▶ _Provided entries_:
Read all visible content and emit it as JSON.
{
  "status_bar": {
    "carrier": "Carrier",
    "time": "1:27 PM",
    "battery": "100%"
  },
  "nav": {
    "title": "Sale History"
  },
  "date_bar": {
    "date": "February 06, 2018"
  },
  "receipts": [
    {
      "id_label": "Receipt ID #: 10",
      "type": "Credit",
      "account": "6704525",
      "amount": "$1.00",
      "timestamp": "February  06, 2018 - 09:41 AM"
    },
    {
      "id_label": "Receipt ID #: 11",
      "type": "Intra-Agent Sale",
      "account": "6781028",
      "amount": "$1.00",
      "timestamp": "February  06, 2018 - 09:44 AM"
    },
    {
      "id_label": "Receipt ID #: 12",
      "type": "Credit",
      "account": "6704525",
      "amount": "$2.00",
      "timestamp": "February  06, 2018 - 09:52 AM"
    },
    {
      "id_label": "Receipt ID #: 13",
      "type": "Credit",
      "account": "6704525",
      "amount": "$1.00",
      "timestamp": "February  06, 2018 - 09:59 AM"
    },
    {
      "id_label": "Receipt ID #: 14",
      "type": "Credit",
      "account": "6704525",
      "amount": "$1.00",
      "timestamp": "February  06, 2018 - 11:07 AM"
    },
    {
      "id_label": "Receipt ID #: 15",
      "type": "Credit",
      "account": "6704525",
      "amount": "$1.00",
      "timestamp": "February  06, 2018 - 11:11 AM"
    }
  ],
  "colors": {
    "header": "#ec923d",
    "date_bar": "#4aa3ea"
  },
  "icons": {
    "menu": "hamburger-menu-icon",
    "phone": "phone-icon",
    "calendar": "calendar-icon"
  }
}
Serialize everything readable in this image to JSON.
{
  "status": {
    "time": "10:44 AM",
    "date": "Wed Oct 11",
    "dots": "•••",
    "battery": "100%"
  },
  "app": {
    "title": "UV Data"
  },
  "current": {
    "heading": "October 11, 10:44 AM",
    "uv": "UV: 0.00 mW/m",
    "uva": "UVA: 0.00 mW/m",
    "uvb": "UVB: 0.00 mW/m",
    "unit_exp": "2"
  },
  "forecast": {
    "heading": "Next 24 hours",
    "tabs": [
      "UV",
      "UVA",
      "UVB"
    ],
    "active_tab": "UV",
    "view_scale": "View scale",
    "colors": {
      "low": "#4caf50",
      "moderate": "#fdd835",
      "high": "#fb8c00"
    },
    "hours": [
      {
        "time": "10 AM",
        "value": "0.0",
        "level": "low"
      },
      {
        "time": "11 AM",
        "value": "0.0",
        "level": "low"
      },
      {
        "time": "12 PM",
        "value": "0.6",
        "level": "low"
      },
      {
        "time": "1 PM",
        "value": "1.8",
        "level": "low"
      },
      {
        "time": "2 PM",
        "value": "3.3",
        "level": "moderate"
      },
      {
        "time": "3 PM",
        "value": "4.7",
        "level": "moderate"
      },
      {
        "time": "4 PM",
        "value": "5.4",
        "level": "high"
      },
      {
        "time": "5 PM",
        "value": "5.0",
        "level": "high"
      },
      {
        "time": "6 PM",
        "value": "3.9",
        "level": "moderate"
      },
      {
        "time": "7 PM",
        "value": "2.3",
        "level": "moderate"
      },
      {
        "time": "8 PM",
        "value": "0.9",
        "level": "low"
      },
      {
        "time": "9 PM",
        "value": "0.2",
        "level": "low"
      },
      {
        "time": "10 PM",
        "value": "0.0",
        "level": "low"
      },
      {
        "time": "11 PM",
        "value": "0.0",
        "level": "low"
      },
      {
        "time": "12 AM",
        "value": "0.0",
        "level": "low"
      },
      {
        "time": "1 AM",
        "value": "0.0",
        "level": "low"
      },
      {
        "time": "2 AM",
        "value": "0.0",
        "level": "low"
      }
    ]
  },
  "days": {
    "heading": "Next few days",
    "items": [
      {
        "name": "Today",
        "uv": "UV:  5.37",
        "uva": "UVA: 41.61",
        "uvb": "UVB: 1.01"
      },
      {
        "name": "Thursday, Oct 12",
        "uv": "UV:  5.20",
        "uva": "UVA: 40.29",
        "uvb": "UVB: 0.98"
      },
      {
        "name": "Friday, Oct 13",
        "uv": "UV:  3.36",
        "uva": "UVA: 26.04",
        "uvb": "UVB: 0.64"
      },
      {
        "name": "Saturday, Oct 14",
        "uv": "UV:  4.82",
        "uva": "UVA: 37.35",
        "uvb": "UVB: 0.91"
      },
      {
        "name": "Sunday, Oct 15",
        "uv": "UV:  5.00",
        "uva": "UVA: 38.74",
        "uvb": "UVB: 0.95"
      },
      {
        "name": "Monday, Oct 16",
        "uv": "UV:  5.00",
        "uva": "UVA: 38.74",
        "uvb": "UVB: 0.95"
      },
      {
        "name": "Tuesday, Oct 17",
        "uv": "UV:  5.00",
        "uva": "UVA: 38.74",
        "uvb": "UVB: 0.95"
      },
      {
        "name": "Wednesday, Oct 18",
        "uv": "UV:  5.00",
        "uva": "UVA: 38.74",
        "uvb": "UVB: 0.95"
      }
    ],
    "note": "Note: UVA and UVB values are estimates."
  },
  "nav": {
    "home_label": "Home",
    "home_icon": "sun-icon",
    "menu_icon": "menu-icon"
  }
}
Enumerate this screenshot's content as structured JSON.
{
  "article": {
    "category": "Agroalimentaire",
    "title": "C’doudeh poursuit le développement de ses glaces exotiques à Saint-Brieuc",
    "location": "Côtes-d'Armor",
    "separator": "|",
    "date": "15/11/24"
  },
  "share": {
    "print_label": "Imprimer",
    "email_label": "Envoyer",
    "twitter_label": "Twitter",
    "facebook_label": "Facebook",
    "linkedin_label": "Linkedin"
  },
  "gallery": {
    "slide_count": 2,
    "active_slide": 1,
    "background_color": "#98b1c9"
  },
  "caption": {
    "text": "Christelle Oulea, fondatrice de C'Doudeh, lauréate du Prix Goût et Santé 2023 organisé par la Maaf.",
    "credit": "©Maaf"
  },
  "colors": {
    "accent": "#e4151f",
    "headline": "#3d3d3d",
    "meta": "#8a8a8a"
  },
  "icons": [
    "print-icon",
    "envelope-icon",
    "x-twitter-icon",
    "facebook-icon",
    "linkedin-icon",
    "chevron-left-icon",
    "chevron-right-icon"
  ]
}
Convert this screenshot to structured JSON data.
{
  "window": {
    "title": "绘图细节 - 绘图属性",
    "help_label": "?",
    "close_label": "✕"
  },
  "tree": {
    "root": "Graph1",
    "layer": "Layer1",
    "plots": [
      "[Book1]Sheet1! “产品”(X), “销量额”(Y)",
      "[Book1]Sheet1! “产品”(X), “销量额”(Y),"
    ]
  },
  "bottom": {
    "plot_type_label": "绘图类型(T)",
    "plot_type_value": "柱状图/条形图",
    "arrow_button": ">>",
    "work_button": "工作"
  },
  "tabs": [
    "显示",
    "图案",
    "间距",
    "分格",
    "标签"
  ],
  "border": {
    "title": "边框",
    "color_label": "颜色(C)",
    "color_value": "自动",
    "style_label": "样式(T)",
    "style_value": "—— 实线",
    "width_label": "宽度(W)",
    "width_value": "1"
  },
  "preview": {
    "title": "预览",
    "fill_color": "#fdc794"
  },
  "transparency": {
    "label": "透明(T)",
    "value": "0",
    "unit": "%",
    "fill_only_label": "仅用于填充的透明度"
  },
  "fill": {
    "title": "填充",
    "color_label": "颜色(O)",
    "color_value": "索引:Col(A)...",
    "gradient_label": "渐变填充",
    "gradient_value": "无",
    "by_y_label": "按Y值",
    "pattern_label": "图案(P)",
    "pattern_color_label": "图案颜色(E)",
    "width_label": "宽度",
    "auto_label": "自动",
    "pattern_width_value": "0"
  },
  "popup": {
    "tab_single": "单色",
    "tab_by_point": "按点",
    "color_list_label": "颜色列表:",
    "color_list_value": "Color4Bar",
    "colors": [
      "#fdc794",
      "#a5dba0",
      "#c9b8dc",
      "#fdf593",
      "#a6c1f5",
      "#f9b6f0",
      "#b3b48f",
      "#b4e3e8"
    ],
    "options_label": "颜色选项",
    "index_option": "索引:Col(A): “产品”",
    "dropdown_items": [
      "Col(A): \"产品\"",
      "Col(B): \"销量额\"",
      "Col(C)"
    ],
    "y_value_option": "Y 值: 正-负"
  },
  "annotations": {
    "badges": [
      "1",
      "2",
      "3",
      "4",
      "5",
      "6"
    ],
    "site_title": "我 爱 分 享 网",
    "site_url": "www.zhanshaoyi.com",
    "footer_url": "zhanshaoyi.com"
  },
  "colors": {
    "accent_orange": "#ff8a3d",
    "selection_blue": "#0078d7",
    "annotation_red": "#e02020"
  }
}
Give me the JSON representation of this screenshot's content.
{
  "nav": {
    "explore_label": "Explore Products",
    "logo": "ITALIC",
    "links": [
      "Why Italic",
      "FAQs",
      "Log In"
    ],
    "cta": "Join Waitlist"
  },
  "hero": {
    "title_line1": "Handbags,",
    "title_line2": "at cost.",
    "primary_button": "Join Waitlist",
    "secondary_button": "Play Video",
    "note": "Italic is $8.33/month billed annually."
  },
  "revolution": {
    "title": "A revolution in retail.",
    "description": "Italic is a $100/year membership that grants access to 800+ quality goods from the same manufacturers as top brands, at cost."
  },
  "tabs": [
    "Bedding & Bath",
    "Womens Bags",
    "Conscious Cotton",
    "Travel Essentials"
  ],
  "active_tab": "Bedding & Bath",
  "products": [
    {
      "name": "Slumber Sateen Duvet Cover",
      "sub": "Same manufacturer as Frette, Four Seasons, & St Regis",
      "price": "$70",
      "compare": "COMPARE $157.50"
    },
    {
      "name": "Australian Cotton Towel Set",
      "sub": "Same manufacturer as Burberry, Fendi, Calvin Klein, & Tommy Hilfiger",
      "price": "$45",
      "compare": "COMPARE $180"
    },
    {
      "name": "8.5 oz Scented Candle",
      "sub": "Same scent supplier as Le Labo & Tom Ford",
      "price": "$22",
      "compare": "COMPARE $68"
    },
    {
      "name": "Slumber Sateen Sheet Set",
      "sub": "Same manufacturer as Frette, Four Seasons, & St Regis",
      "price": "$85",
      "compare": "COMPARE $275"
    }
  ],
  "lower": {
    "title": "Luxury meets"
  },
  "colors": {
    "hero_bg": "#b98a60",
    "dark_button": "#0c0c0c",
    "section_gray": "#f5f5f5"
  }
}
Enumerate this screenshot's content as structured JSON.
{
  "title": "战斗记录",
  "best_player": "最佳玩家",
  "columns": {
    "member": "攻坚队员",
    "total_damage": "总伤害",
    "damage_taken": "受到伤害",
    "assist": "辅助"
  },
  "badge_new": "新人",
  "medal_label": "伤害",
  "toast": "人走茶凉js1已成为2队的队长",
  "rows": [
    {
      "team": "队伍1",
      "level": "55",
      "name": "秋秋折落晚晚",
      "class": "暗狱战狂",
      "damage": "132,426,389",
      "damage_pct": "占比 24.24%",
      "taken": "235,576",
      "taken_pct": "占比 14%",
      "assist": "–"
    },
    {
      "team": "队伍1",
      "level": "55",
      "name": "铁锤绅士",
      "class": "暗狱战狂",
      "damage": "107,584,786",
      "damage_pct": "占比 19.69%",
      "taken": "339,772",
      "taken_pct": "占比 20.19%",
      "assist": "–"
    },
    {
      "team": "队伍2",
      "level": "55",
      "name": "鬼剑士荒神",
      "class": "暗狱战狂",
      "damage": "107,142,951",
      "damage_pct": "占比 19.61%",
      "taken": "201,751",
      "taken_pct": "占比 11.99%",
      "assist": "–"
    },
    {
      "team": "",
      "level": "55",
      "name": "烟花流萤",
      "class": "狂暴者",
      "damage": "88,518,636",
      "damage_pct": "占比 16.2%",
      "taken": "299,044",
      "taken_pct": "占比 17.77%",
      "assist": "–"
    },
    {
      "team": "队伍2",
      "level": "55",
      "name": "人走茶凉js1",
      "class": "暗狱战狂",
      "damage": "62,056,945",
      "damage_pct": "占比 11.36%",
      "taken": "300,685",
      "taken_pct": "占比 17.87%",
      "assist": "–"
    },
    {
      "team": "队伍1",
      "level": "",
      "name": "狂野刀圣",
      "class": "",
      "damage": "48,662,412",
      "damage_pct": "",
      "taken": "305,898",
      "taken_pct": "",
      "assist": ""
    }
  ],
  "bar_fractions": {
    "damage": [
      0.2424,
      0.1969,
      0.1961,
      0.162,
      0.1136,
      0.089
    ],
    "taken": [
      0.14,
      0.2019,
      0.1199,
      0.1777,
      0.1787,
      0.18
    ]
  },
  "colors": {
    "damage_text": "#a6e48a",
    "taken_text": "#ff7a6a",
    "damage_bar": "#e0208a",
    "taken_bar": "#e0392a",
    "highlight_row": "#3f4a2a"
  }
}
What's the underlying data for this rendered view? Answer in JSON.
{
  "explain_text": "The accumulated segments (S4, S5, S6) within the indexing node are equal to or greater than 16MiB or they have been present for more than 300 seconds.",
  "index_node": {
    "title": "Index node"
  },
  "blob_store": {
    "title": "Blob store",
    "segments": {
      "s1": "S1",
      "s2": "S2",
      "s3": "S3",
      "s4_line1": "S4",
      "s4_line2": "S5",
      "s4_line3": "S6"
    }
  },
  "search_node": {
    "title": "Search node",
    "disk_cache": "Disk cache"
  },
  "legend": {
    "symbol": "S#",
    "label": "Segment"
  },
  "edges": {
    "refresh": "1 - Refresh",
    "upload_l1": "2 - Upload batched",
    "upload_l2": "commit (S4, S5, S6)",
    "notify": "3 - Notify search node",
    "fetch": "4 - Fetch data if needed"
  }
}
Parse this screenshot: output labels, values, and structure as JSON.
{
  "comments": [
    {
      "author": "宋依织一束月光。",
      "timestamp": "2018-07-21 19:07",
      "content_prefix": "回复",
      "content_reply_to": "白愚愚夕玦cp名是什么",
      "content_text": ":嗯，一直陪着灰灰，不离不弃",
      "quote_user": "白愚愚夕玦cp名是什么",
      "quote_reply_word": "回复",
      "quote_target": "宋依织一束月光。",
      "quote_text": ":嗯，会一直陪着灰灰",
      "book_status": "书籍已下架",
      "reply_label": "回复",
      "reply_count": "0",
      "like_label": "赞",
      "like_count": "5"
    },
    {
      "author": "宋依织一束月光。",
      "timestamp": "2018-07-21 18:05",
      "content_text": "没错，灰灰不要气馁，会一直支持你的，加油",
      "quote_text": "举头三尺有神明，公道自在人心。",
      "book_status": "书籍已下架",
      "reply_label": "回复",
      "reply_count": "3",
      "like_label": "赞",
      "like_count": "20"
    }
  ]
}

▶ _To be done_: In the listing above, find the line containing "Parse this screenshot: output", then reproduce it and each line after it through the end, exactly and with nothing added.

▶ _Written answer_:
Parse this screenshot: output labels, values, and structure as JSON.
{
  "comments": [
    {
      "author": "宋依织一束月光。",
      "timestamp": "2018-07-21 19:07",
      "content_prefix": "回复",
      "content_reply_to": "白愚愚夕玦cp名是什么",
      "content_text": ":嗯，一直陪着灰灰，不离不弃",
      "quote_user": "白愚愚夕玦cp名是什么",
      "quote_reply_word": "回复",
      "quote_target": "宋依织一束月光。",
      "quote_text": ":嗯，会一直陪着灰灰",
      "book_status": "书籍已下架",
      "reply_label": "回复",
      "reply_count": "0",
      "like_label": "赞",
      "like_count": "5"
    },
    {
      "author": "宋依织一束月光。",
      "timestamp": "2018-07-21 18:05",
      "content_text": "没错，灰灰不要气馁，会一直支持你的，加油",
      "quote_text": "举头三尺有神明，公道自在人心。",
      "book_status": "书籍已下架",
      "reply_label": "回复",
      "reply_count": "3",
      "like_label": "赞",
      "like_count": "20"
    }
  ]
}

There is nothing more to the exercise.